--- begin ---
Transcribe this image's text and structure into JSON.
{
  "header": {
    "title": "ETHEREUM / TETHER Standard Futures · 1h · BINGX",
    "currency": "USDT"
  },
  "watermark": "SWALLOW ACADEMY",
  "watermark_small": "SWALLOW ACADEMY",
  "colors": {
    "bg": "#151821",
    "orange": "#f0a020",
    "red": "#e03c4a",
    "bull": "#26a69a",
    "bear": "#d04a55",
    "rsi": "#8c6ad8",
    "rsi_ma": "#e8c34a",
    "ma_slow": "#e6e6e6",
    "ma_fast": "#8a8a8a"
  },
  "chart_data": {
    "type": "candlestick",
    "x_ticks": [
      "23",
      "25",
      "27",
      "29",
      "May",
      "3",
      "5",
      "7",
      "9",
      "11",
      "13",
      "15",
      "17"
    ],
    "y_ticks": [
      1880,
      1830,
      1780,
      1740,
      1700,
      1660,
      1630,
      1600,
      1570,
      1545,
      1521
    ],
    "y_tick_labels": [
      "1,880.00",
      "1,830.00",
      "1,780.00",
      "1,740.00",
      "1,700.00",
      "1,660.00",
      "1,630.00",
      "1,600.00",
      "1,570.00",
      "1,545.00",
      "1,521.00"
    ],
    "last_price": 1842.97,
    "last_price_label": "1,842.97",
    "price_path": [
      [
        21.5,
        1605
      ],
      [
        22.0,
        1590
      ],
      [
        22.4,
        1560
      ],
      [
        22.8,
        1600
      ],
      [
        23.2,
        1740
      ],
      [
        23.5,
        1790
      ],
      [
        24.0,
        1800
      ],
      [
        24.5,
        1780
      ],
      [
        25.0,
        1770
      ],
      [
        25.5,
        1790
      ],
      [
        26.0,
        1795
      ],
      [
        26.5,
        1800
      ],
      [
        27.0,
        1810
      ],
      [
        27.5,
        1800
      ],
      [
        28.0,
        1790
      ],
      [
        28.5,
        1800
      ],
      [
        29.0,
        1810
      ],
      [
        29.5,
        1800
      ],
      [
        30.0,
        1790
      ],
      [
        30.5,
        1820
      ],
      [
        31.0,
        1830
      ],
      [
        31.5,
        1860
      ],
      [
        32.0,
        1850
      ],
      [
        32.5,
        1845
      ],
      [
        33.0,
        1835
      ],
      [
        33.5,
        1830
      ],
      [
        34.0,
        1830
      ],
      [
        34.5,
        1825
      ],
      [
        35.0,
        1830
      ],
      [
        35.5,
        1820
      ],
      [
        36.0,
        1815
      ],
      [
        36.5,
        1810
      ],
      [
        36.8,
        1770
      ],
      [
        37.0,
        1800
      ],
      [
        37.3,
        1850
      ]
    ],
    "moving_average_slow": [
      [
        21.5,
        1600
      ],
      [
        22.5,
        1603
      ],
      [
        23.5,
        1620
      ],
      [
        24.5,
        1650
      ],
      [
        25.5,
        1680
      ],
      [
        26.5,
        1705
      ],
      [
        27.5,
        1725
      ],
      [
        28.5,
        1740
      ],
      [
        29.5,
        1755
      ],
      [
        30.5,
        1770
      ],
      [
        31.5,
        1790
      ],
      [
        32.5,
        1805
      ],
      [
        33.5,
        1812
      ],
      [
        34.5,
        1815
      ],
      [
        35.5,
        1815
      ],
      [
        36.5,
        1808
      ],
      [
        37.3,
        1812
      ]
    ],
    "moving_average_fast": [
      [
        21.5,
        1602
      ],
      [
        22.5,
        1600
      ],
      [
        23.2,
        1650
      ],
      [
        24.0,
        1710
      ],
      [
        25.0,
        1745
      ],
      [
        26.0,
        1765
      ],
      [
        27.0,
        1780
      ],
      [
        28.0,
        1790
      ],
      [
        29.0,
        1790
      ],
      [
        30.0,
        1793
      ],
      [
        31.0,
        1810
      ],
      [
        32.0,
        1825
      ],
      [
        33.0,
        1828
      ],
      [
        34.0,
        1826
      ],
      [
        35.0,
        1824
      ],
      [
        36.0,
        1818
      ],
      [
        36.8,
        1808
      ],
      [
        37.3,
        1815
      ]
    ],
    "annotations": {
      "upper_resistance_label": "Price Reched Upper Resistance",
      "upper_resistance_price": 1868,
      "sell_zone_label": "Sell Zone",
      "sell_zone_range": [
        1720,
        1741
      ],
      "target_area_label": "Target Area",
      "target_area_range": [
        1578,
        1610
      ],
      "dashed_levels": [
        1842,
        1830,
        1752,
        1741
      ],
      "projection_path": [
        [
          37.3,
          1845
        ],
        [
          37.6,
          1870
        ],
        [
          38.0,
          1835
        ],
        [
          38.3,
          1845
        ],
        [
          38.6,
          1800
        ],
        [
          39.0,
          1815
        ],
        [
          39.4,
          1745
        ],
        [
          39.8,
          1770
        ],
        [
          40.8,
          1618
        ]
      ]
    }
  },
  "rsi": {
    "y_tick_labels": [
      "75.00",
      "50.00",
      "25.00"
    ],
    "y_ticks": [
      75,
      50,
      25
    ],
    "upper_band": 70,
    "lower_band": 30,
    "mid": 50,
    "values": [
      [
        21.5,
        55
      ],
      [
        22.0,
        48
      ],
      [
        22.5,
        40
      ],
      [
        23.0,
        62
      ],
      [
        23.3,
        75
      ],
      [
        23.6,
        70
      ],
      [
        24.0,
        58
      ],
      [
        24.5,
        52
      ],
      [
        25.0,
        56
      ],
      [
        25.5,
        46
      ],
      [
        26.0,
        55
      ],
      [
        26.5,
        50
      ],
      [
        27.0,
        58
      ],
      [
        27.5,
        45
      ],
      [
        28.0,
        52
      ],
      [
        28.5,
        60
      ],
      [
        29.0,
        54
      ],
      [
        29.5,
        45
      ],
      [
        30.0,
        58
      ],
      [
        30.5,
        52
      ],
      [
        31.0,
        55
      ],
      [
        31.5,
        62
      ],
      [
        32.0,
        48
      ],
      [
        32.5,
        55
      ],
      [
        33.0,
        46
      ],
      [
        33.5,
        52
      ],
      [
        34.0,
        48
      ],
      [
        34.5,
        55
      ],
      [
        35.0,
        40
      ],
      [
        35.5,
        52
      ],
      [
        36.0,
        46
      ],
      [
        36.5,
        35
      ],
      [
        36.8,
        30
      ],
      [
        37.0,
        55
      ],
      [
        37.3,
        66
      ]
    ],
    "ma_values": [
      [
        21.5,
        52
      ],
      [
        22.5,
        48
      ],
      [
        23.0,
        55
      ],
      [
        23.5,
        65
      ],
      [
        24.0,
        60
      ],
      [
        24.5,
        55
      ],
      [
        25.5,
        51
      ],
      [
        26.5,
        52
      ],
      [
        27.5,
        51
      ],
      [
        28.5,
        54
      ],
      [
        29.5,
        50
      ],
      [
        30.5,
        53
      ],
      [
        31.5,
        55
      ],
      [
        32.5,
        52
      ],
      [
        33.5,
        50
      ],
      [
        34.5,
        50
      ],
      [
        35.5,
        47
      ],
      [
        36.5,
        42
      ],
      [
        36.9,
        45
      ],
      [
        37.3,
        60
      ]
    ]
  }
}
--- end ---
§ **INSTRUCTIONS TO FOLLOW**:
Reproduce every record, matching each line exactly.

§ **TASK RESULT**:
Transcribe this image's text and structure into JSON.
{
  "header": {
    "title": "ETHEREUM / TETHER Standard Futures · 1h · BINGX",
    "currency": "USDT"
  },
  "watermark": "SWALLOW ACADEMY",
  "watermark_small": "SWALLOW ACADEMY",
  "colors": {
    "bg": "#151821",
    "orange": "#f0a020",
    "red": "#e03c4a",
    "bull": "#26a69a",
    "bear": "#d04a55",
    "rsi": "#8c6ad8",
    "rsi_ma": "#e8c34a",
    "ma_slow": "#e6e6e6",
    "ma_fast": "#8a8a8a"
  },
  "chart_data": {
    "type": "candlestick",
    "x_ticks": [
      "23",
      "25",
      "27",
      "29",
      "May",
      "3",
      "5",
      "7",
      "9",
      "11",
      "13",
      "15",
      "17"
    ],
    "y_ticks": [
      1880,
      1830,
      1780,
      1740,
      1700,
      1660,
      1630,
      1600,
      1570,
      1545,
      1521
    ],
    "y_tick_labels": [
      "1,880.00",
      "1,830.00",
      "1,780.00",
      "1,740.00",
      "1,700.00",
      "1,660.00",
      "1,630.00",
      "1,600.00",
      "1,570.00",
      "1,545.00",
      "1,521.00"
    ],
    "last_price": 1842.97,
    "last_price_label": "1,842.97",
    "price_path": [
      [
        21.5,
        1605
      ],
      [
        22.0,
        1590
      ],
      [
        22.4,
        1560
      ],
      [
        22.8,
        1600
      ],
      [
        23.2,
        1740
      ],
      [
        23.5,
        1790
      ],
      [
        24.0,
        1800
      ],
      [
        24.5,
        1780
      ],
      [
        25.0,
        1770
      ],
      [
        25.5,
        1790
      ],
      [
        26.0,
        1795
      ],
      [
        26.5,
        1800
      ],
      [
        27.0,
        1810
      ],
      [
        27.5,
        1800
      ],
      [
        28.0,
        1790
      ],
      [
        28.5,
        1800
      ],
      [
        29.0,
        1810
      ],
      [
        29.5,
        1800
      ],
      [
        30.0,
        1790
      ],
      [
        30.5,
        1820
      ],
      [
        31.0,
        1830
      ],
      [
        31.5,
        1860
      ],
      [
        32.0,
        1850
      ],
      [
        32.5,
        1845
      ],
      [
        33.0,
        1835
      ],
      [
        33.5,
        1830
      ],
      [
        34.0,
        1830
      ],
      [
        34.5,
        1825
      ],
      [
        35.0,
        1830
      ],
      [
        35.5,
        1820
      ],
      [
        36.0,
        1815
      ],
      [
        36.5,
        1810
      ],
      [
        36.8,
        1770
      ],
      [
        37.0,
        1800
      ],
      [
        37.3,
        1850
      ]
    ],
    "moving_average_slow": [
      [
        21.5,
        1600
      ],
      [
        22.5,
        1603
      ],
      [
        23.5,
        1620
      ],
      [
        24.5,
        1650
      ],
      [
        25.5,
        1680
      ],
      [
        26.5,
        1705
      ],
      [
        27.5,
        1725
      ],
      [
        28.5,
        1740
      ],
      [
        29.5,
        1755
      ],
      [
        30.5,
        1770
      ],
      [
        31.5,
        1790
      ],
      [
        32.5,
        1805
      ],
      [
        33.5,
        1812
      ],
      [
        34.5,
        1815
      ],
      [
        35.5,
        1815
      ],
      [
        36.5,
        1808
      ],
      [
        37.3,
        1812
      ]
    ],
    "moving_average_fast": [
      [
        21.5,
        1602
      ],
      [
        22.5,
        1600
      ],
      [
        23.2,
        1650
      ],
      [
        24.0,
        1710
      ],
      [
        25.0,
        1745
      ],
      [
        26.0,
        1765
      ],
      [
        27.0,
        1780
      ],
      [
        28.0,
        1790
      ],
      [
        29.0,
        1790
      ],
      [
        30.0,
        1793
      ],
      [
        31.0,
        1810
      ],
      [
        32.0,
        1825
      ],
      [
        33.0,
        1828
      ],
      [
        34.0,
        1826
      ],
      [
        35.0,
        1824
      ],
      [
        36.0,
        1818
      ],
      [
        36.8,
        1808
      ],
      [
        37.3,
        1815
      ]
    ],
    "annotations": {
      "upper_resistance_label": "Price Reched Upper Resistance",
      "upper_resistance_price": 1868,
      "sell_zone_label": "Sell Zone",
      "sell_zone_range": [
        1720,
        1741
      ],
      "target_area_label": "Target Area",
      "target_area_range": [
        1578,
        1610
      ],
      "dashed_levels": [
        1842,
        1830,
        1752,
        1741
      ],
      "projection_path": [
        [
          37.3,
          1845
        ],
        [
          37.6,
          1870
        ],
        [
          38.0,
          1835
        ],
        [
          38.3,
          1845
        ],
        [
          38.6,
          1800
        ],
        [
          39.0,
          1815
        ],
        [
          39.4,
          1745
        ],
        [
          39.8,
          1770
        ],
        [
          40.8,
          1618
        ]
      ]
    }
  },
  "rsi": {
    "y_tick_labels": [
      "75.00",
      "50.00",
      "25.00"
    ],
    "y_ticks": [
      75,
      50,
      25
    ],
    "upper_band": 70,
    "lower_band": 30,
    "mid": 50,
    "values": [
      [
        21.5,
        55
      ],
      [
        22.0,
        48
      ],
      [
        22.5,
        40
      ],
      [
        23.0,
        62
      ],
      [
        23.3,
        75
      ],
      [
        23.6,
        70
      ],
      [
        24.0,
        58
      ],
      [
        24.5,
        52
      ],
      [
        25.0,
        56
      ],
      [
        25.5,
        46
      ],
      [
        26.0,
        55
      ],
      [
        26.5,
        50
      ],
      [
        27.0,
        58
      ],
      [
        27.5,
        45
      ],
      [
        28.0,
        52
      ],
      [
        28.5,
        60
      ],
      [
        29.0,
        54
      ],
      [
        29.5,
        45
      ],
      [
        30.0,
        58
      ],
      [
        30.5,
        52
      ],
      [
        31.0,
        55
      ],
      [
        31.5,
        62
      ],
      [
        32.0,
        48
      ],
      [
        32.5,
        55
      ],
      [
        33.0,
        46
      ],
      [
        33.5,
        52
      ],
      [
        34.0,
        48
      ],
      [
        34.5,
        55
      ],
      [
        35.0,
        40
      ],
      [
        35.5,
        52
      ],
      [
        36.0,
        46
      ],
      [
        36.5,
        35
      ],
      [
        36.8,
        30
      ],
      [
        37.0,
        55
      ],
      [
        37.3,
        66
      ]
    ],
    "ma_values": [
      [
        21.5,
        52
      ],
      [
        22.5,
        48
      ],
      [
        23.0,
        55
      ],
      [
        23.5,
        65
      ],
      [
        24.0,
        60
      ],
      [
        24.5,
        55
      ],
      [
        25.5,
        51
      ],
      [
        26.5,
        52
      ],
      [
        27.5,
        51
      ],
      [
        28.5,
        54
      ],
      [
        29.5,
        50
      ],
      [
        30.5,
        53
      ],
      [
        31.5,
        55
      ],
      [
        32.5,
        52
      ],
      [
        33.5,
        50
      ],
      [
        34.5,
        50
      ],
      [
        35.5,
        47
      ],
      [
        36.5,
        42
      ],
      [
        36.9,
        45
      ],
      [
        37.3,
        60
      ]
    ]
  }
}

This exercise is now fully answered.